### YOUR INSTRUCTIONS
In the records below, find each line with the word "this" and copy it.

### LISTING

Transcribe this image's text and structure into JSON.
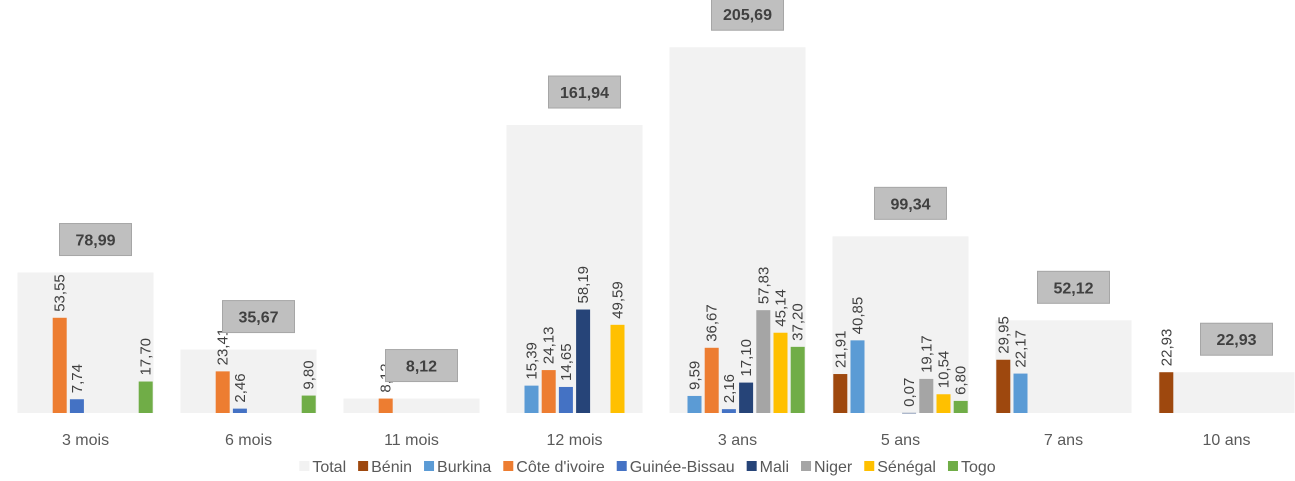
{
  "chart_data": {
    "type": "bar",
    "categories": [
      "3 mois",
      "6 mois",
      "11 mois",
      "12 mois",
      "3 ans",
      "5 ans",
      "7 ans",
      "10 ans"
    ],
    "ylim": [
      0,
      230
    ],
    "series": [
      {
        "name": "Total",
        "color": "#f2f2f2",
        "values": [
          78.99,
          35.67,
          8.12,
          161.94,
          205.69,
          99.34,
          52.12,
          22.93
        ],
        "value_labels": [
          "78,99",
          "35,67",
          "8,12",
          "161,94",
          "205,69",
          "99,34",
          "52,12",
          "22,93"
        ]
      },
      {
        "name": "Bénin",
        "color": "#9e480e",
        "values": [
          null,
          null,
          null,
          null,
          null,
          21.91,
          29.95,
          22.93
        ],
        "value_labels": [
          null,
          null,
          null,
          null,
          null,
          "21,91",
          "29,95",
          "22,93"
        ]
      },
      {
        "name": "Burkina",
        "color": "#5b9bd5",
        "values": [
          null,
          null,
          null,
          15.39,
          9.59,
          40.85,
          22.17,
          null
        ],
        "value_labels": [
          null,
          null,
          null,
          "15,39",
          "9,59",
          "40,85",
          "22,17",
          null
        ]
      },
      {
        "name": "Côte d'ivoire",
        "color": "#ed7d31",
        "values": [
          53.55,
          23.41,
          8.12,
          24.13,
          36.67,
          null,
          null,
          null
        ],
        "value_labels": [
          "53,55",
          "23,41",
          "8,12",
          "24,13",
          "36,67",
          null,
          null,
          null
        ]
      },
      {
        "name": "Guinée-Bissau",
        "color": "#4472c4",
        "values": [
          7.74,
          2.46,
          null,
          14.65,
          2.16,
          null,
          null,
          null
        ],
        "value_labels": [
          "7,74",
          "2,46",
          null,
          "14,65",
          "2,16",
          null,
          null,
          null
        ]
      },
      {
        "name": "Mali",
        "color": "#264478",
        "values": [
          null,
          null,
          null,
          58.19,
          17.1,
          0.07,
          null,
          null
        ],
        "value_labels": [
          null,
          null,
          null,
          "58,19",
          "17,10",
          "0,07",
          null,
          null
        ]
      },
      {
        "name": "Niger",
        "color": "#a5a5a5",
        "values": [
          null,
          null,
          null,
          null,
          57.83,
          19.17,
          null,
          null
        ],
        "value_labels": [
          null,
          null,
          null,
          null,
          "57,83",
          "19,17",
          null,
          null
        ]
      },
      {
        "name": "Sénégal",
        "color": "#ffc000",
        "values": [
          null,
          null,
          null,
          49.59,
          45.14,
          10.54,
          null,
          null
        ],
        "value_labels": [
          null,
          null,
          null,
          "49,59",
          "45,14",
          "10,54",
          null,
          null
        ]
      },
      {
        "name": "Togo",
        "color": "#70ad47",
        "values": [
          17.7,
          9.8,
          null,
          null,
          37.2,
          6.8,
          null,
          null
        ],
        "value_labels": [
          "17,70",
          "9,80",
          null,
          null,
          "37,20",
          "6,80",
          null,
          null
        ]
      }
    ],
    "legend": "bottom"
  }
}
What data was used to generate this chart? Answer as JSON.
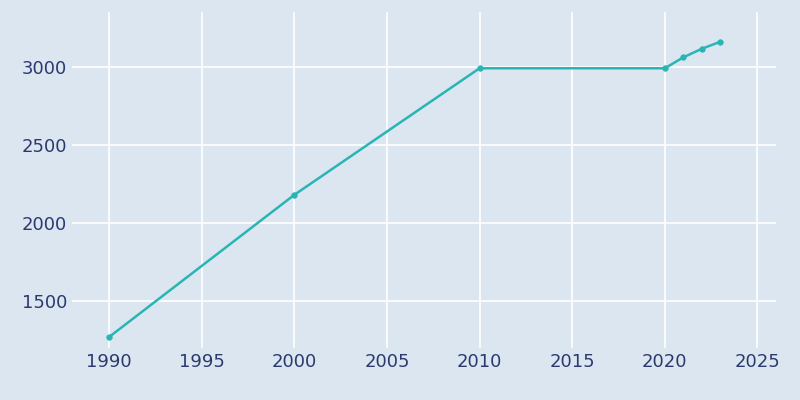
{
  "years": [
    1990,
    2000,
    2010,
    2020,
    2021,
    2022,
    2023
  ],
  "population": [
    1270,
    2180,
    2990,
    2990,
    3060,
    3115,
    3160
  ],
  "line_color": "#2ab5b5",
  "marker_color": "#2ab5b5",
  "background_color": "#dce6f0",
  "axes_background_color": "#dce6f0",
  "figure_background_color": "#dce6f0",
  "grid_color": "#ffffff",
  "tick_color": "#2b3a6e",
  "xlim": [
    1988,
    2026
  ],
  "ylim": [
    1200,
    3350
  ],
  "yticks": [
    1500,
    2000,
    2500,
    3000
  ],
  "xticks": [
    1990,
    1995,
    2000,
    2005,
    2010,
    2015,
    2020,
    2025
  ],
  "line_width": 1.8,
  "marker_size": 4,
  "tick_labelsize": 13
}
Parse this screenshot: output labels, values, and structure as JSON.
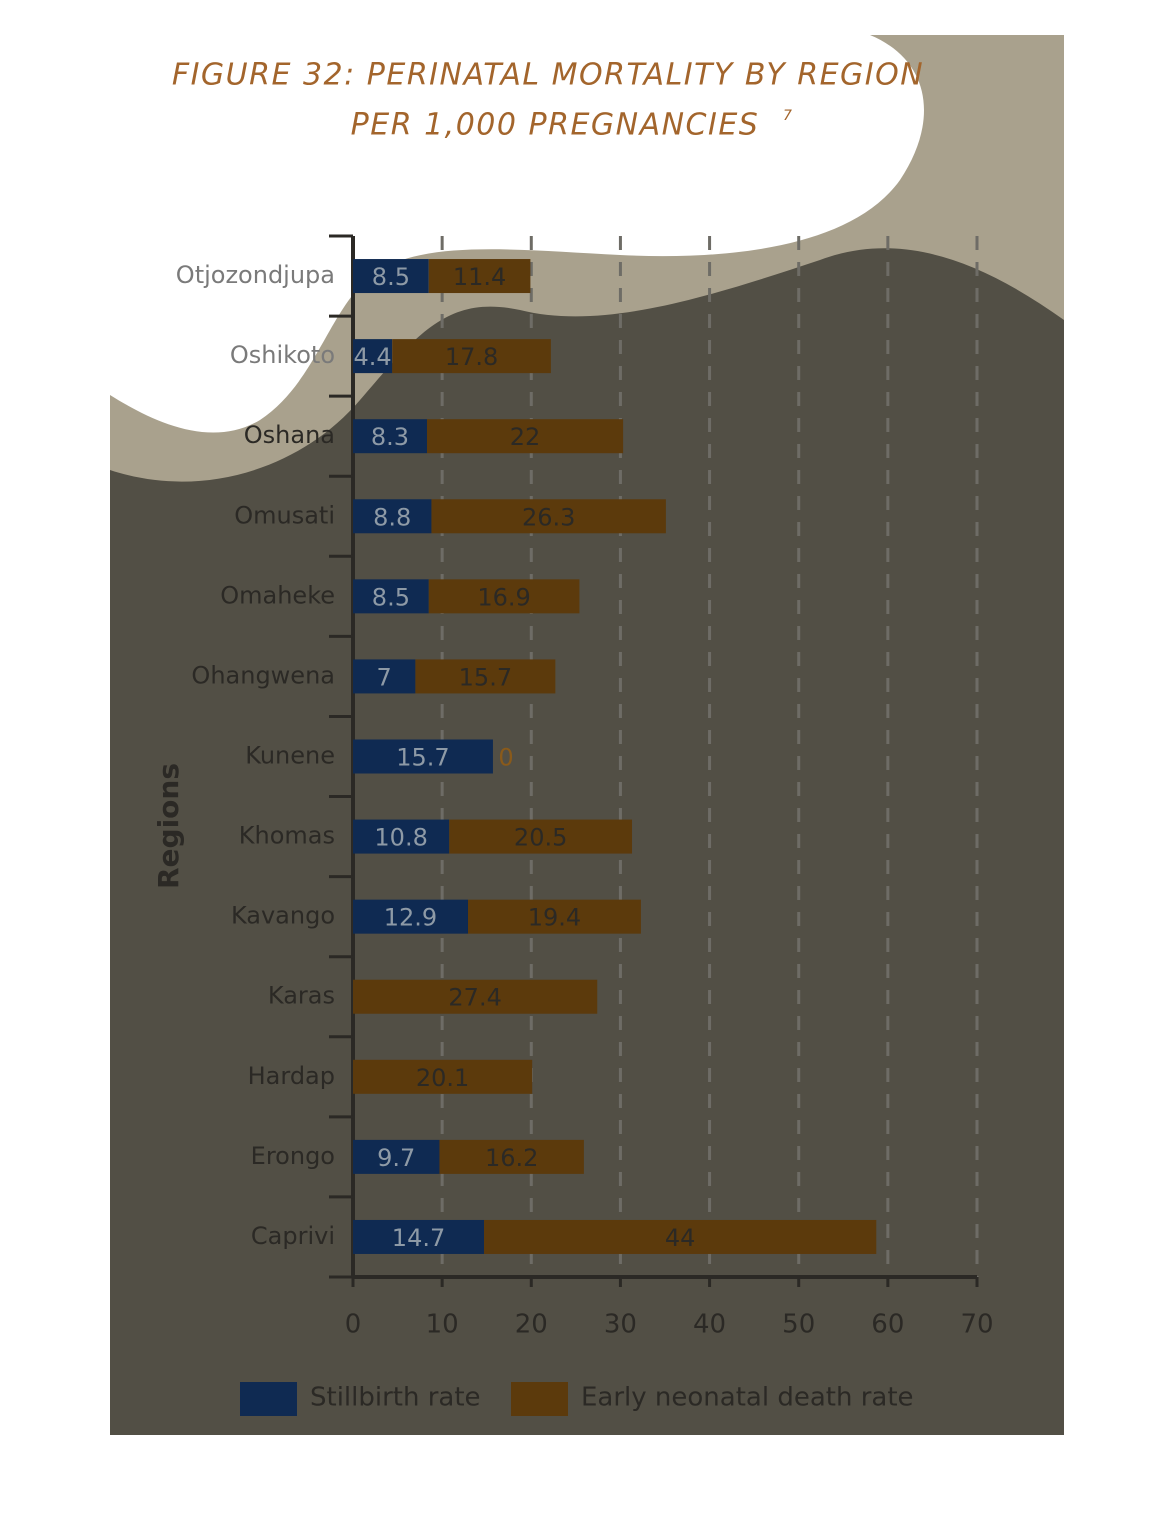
{
  "chart_data": {
    "type": "stacked-barh",
    "title": "FIGURE 32: PERINATAL MORTALITY BY REGION",
    "subtitle": "PER 1,000 PREGNANCIES",
    "subtitle_note": "7",
    "y_label": "Regions",
    "categories": [
      "Otjozondjupa",
      "Oshikoto",
      "Oshana",
      "Omusati",
      "Omaheke",
      "Ohangwena",
      "Kunene",
      "Khomas",
      "Kavango",
      "Karas",
      "Hardap",
      "Erongo",
      "Caprivi"
    ],
    "series": [
      {
        "name": "Stillbirth rate",
        "color": "#0f2a52",
        "values": [
          8.5,
          4.4,
          8.3,
          8.8,
          8.5,
          7,
          15.7,
          10.8,
          12.9,
          0,
          0,
          9.7,
          14.7
        ]
      },
      {
        "name": "Early neonatal death rate",
        "color": "#5c3a0c",
        "values": [
          11.4,
          17.8,
          22,
          26.3,
          16.9,
          15.7,
          0,
          20.5,
          19.4,
          27.4,
          20.1,
          16.2,
          44
        ]
      }
    ],
    "xlim": [
      0,
      70
    ],
    "xticks": [
      0,
      10,
      20,
      30,
      40,
      50,
      60,
      70
    ],
    "grid": true,
    "legend": "bottom"
  }
}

### PROBLEM SOLUTION
Transcribe this image's text and structure into JSON.
What data was used to generate this chart? Answer as JSON.
Parse this screenshot: output labels, values, and structure as JSON.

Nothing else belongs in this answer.